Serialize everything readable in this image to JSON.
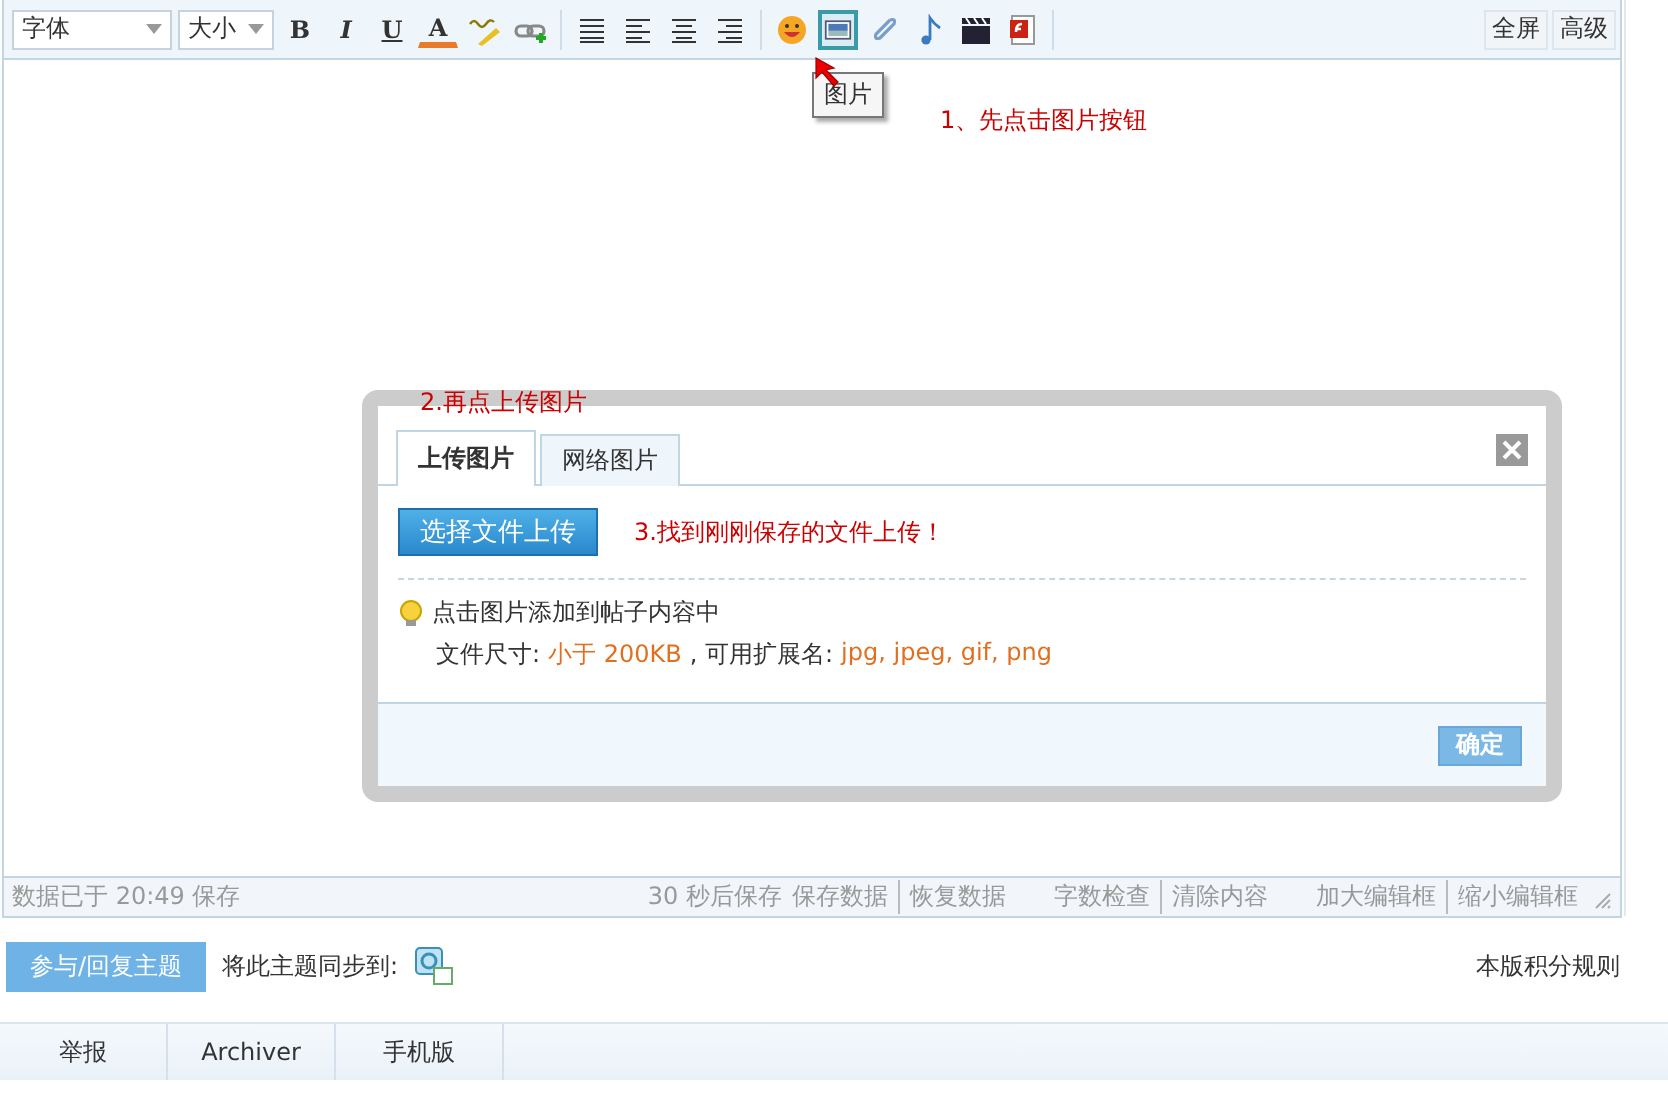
{
  "toolbar": {
    "font_select": "字体",
    "size_select": "大小",
    "format_buttons": [
      {
        "kind": "bold",
        "label": "B"
      },
      {
        "kind": "italic",
        "label": "I"
      },
      {
        "kind": "underline",
        "label": "U"
      },
      {
        "kind": "color",
        "label": "A"
      }
    ],
    "icon_groups": [
      [
        {
          "kind": "spellcheck",
          "highlighted": false
        },
        {
          "kind": "link",
          "highlighted": false
        }
      ],
      [
        {
          "kind": "align-justify",
          "highlighted": false
        },
        {
          "kind": "align-left",
          "highlighted": false
        },
        {
          "kind": "align-center",
          "highlighted": false
        },
        {
          "kind": "align-right",
          "highlighted": false
        }
      ],
      [
        {
          "kind": "smiley",
          "highlighted": false
        },
        {
          "kind": "image",
          "highlighted": true
        },
        {
          "kind": "attachment",
          "highlighted": false
        },
        {
          "kind": "music",
          "highlighted": false
        },
        {
          "kind": "video",
          "highlighted": false
        },
        {
          "kind": "flash",
          "highlighted": false
        }
      ]
    ],
    "right_buttons": [
      "全屏",
      "高级"
    ]
  },
  "tooltip": "图片",
  "annotations": [
    "1、先点击图片按钮",
    "2.再点上传图片",
    "3.找到刚刚保存的文件上传！"
  ],
  "dialog": {
    "tabs": [
      {
        "label": "上传图片",
        "selected": true
      },
      {
        "label": "网络图片",
        "selected": false
      }
    ],
    "upload_button": "选择文件上传",
    "tip": "点击图片添加到帖子内容中",
    "size_label": "文件尺寸:",
    "size_value": "小于 200KB",
    "ext_label": ", 可用扩展名:",
    "ext_value": "jpg, jpeg, gif, png",
    "confirm_button": "确定"
  },
  "status_bar": {
    "saved": "数据已于 20:49 保存",
    "autosave": "30 秒后保存",
    "link_groups": [
      [
        "保存数据",
        "恢复数据"
      ],
      [
        "字数检查",
        "清除内容"
      ],
      [
        "加大编辑框",
        "缩小编辑框"
      ]
    ]
  },
  "reply_button": "参与/回复主题",
  "sync_label": "将此主题同步到:",
  "rules_link": "本版积分规则",
  "footer_links": [
    "举报",
    "Archiver",
    "手机版"
  ]
}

====

Print all of the entries word for word. Omit the pictures they contain.

▶ REPLY TO THE EXERCISE:
Serialize everything readable in this image to JSON.
{
  "toolbar": {
    "font_select": "字体",
    "size_select": "大小",
    "format_buttons": [
      {
        "kind": "bold",
        "label": "B"
      },
      {
        "kind": "italic",
        "label": "I"
      },
      {
        "kind": "underline",
        "label": "U"
      },
      {
        "kind": "color",
        "label": "A"
      }
    ],
    "icon_groups": [
      [
        {
          "kind": "spellcheck",
          "highlighted": false
        },
        {
          "kind": "link",
          "highlighted": false
        }
      ],
      [
        {
          "kind": "align-justify",
          "highlighted": false
        },
        {
          "kind": "align-left",
          "highlighted": false
        },
        {
          "kind": "align-center",
          "highlighted": false
        },
        {
          "kind": "align-right",
          "highlighted": false
        }
      ],
      [
        {
          "kind": "smiley",
          "highlighted": false
        },
        {
          "kind": "image",
          "highlighted": true
        },
        {
          "kind": "attachment",
          "highlighted": false
        },
        {
          "kind": "music",
          "highlighted": false
        },
        {
          "kind": "video",
          "highlighted": false
        },
        {
          "kind": "flash",
          "highlighted": false
        }
      ]
    ],
    "right_buttons": [
      "全屏",
      "高级"
    ]
  },
  "tooltip": "图片",
  "annotations": [
    "1、先点击图片按钮",
    "2.再点上传图片",
    "3.找到刚刚保存的文件上传！"
  ],
  "dialog": {
    "tabs": [
      {
        "label": "上传图片",
        "selected": true
      },
      {
        "label": "网络图片",
        "selected": false
      }
    ],
    "upload_button": "选择文件上传",
    "tip": "点击图片添加到帖子内容中",
    "size_label": "文件尺寸:",
    "size_value": "小于 200KB",
    "ext_label": ", 可用扩展名:",
    "ext_value": "jpg, jpeg, gif, png",
    "confirm_button": "确定"
  },
  "status_bar": {
    "saved": "数据已于 20:49 保存",
    "autosave": "30 秒后保存",
    "link_groups": [
      [
        "保存数据",
        "恢复数据"
      ],
      [
        "字数检查",
        "清除内容"
      ],
      [
        "加大编辑框",
        "缩小编辑框"
      ]
    ]
  },
  "reply_button": "参与/回复主题",
  "sync_label": "将此主题同步到:",
  "rules_link": "本版积分规则",
  "footer_links": [
    "举报",
    "Archiver",
    "手机版"
  ]
}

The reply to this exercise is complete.